*Exercise:*
Pull out every line with the word "type".

*Provided data:*

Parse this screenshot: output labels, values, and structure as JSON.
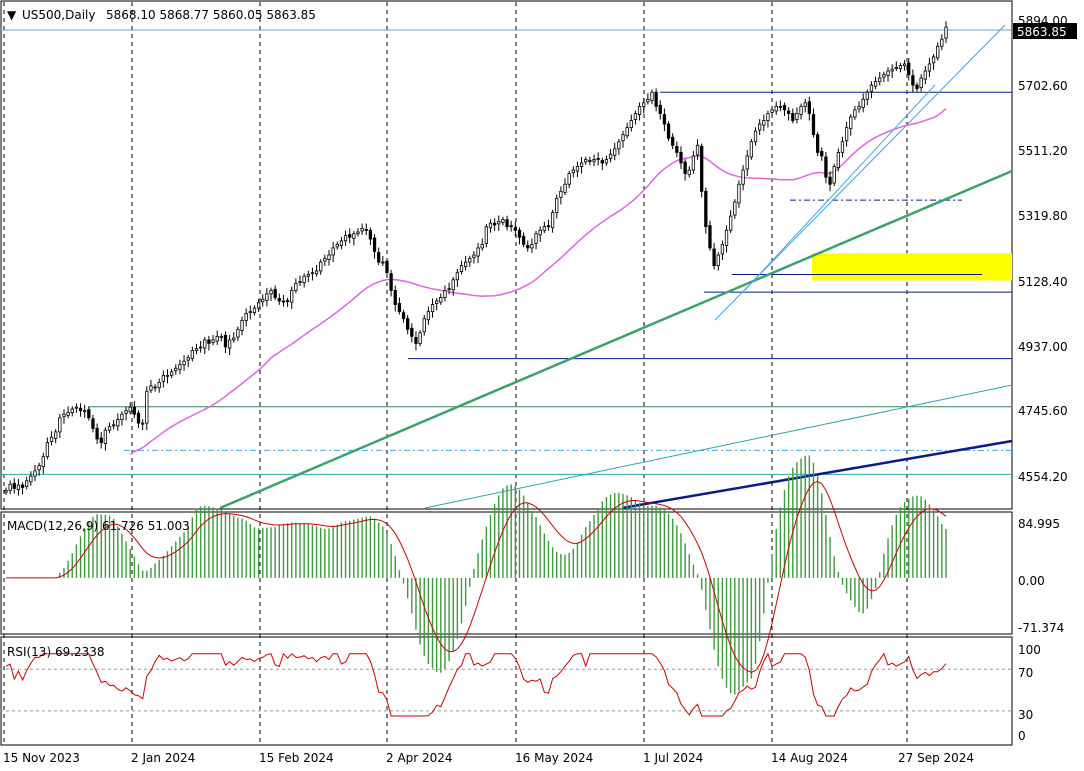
{
  "chart_data": [
    {
      "type": "candlestick",
      "title": "US500,Daily",
      "ohlc_header": "5868.10 5868.77 5860.05 5863.85",
      "last_price_label": "5863.85",
      "y_ticks": [
        "5894.00",
        "5702.60",
        "5511.20",
        "5319.80",
        "5128.40",
        "4937.00",
        "4745.60",
        "4554.20"
      ],
      "ylim": [
        4505,
        5935
      ],
      "x_ticks": [
        "15 Nov 2023",
        "2 Jan 2024",
        "15 Feb 2024",
        "2 Apr 2024",
        "16 May 2024",
        "1 Jul 2024",
        "14 Aug 2024",
        "27 Sep 2024"
      ],
      "grid": "vertical-dashed",
      "close_series": [
        4555,
        4572,
        4560,
        4570,
        4563,
        4582,
        4595,
        4610,
        4625,
        4650,
        4690,
        4705,
        4720,
        4760,
        4770,
        4775,
        4785,
        4790,
        4780,
        4780,
        4760,
        4730,
        4700,
        4690,
        4725,
        4735,
        4740,
        4755,
        4770,
        4780,
        4790,
        4770,
        4745,
        4745,
        4835,
        4850,
        4845,
        4860,
        4880,
        4880,
        4890,
        4900,
        4910,
        4920,
        4930,
        4950,
        4955,
        4960,
        4980,
        4970,
        4980,
        4990,
        4990,
        4960,
        4980,
        4985,
        5010,
        5035,
        5055,
        5060,
        5070,
        5085,
        5095,
        5110,
        5120,
        5100,
        5090,
        5088,
        5090,
        5120,
        5140,
        5145,
        5160,
        5165,
        5170,
        5175,
        5200,
        5210,
        5220,
        5240,
        5250,
        5260,
        5275,
        5270,
        5280,
        5285,
        5295,
        5290,
        5265,
        5230,
        5200,
        5200,
        5170,
        5120,
        5080,
        5060,
        5040,
        5010,
        4990,
        4970,
        5000,
        5040,
        5060,
        5080,
        5090,
        5100,
        5120,
        5125,
        5150,
        5170,
        5190,
        5200,
        5210,
        5220,
        5240,
        5250,
        5300,
        5310,
        5305,
        5315,
        5320,
        5300,
        5300,
        5290,
        5270,
        5250,
        5240,
        5250,
        5280,
        5290,
        5300,
        5300,
        5340,
        5380,
        5400,
        5420,
        5450,
        5460,
        5470,
        5480,
        5490,
        5485,
        5490,
        5490,
        5480,
        5490,
        5505,
        5520,
        5540,
        5560,
        5580,
        5600,
        5620,
        5640,
        5650,
        5660,
        5680,
        5640,
        5620,
        5590,
        5550,
        5530,
        5510,
        5480,
        5450,
        5460,
        5500,
        5530,
        5400,
        5300,
        5240,
        5190,
        5220,
        5250,
        5290,
        5330,
        5370,
        5420,
        5460,
        5500,
        5540,
        5570,
        5590,
        5600,
        5620,
        5630,
        5640,
        5640,
        5630,
        5620,
        5600,
        5620,
        5640,
        5650,
        5620,
        5560,
        5510,
        5500,
        5440,
        5420,
        5470,
        5510,
        5540,
        5580,
        5610,
        5630,
        5640,
        5660,
        5680,
        5700,
        5710,
        5720,
        5730,
        5740,
        5745,
        5750,
        5755,
        5760,
        5730,
        5700,
        5690,
        5720,
        5740,
        5760,
        5780,
        5810,
        5830,
        5864
      ],
      "ma_slow": {
        "start": 0.09,
        "end": 0.945,
        "y_start": 4510,
        "y_end": 5320
      },
      "ma_medium_start_index": 30,
      "lines": {
        "horizontal_levels": [
          5680,
          5375,
          5148,
          5165,
          4927,
          4791
        ],
        "dashdot_levels": [
          5375,
          4668
        ],
        "cyan_level": 4600,
        "yellow_zone": [
          5148,
          5225
        ]
      }
    },
    {
      "type": "bar",
      "title": "MACD(12,26,9) 61.726 51.003",
      "y_ticks": [
        "84.995",
        "0.00",
        "-71.374"
      ],
      "ylim": [
        -85,
        100
      ],
      "histogram_color": "#3d9a3d",
      "signal_color": "#cc0000"
    },
    {
      "type": "line",
      "title": "RSI(13) 69.2338",
      "y_ticks": [
        "100",
        "70",
        "30",
        "0"
      ],
      "ylim": [
        0,
        100
      ],
      "levels": [
        70,
        30
      ],
      "color": "#cc0000"
    }
  ],
  "colors": {
    "ma_pink": "#e066e0",
    "trend_green": "#3aa36a",
    "navy": "#0a1a8c",
    "light_blue": "#3aa7e6",
    "teal": "#2aa8a8",
    "sea_green": "#2e8b57",
    "yellow": "#ffff00"
  }
}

*Reply:*
      "type": "candlestick",
      "type": "bar",
      "type": "line",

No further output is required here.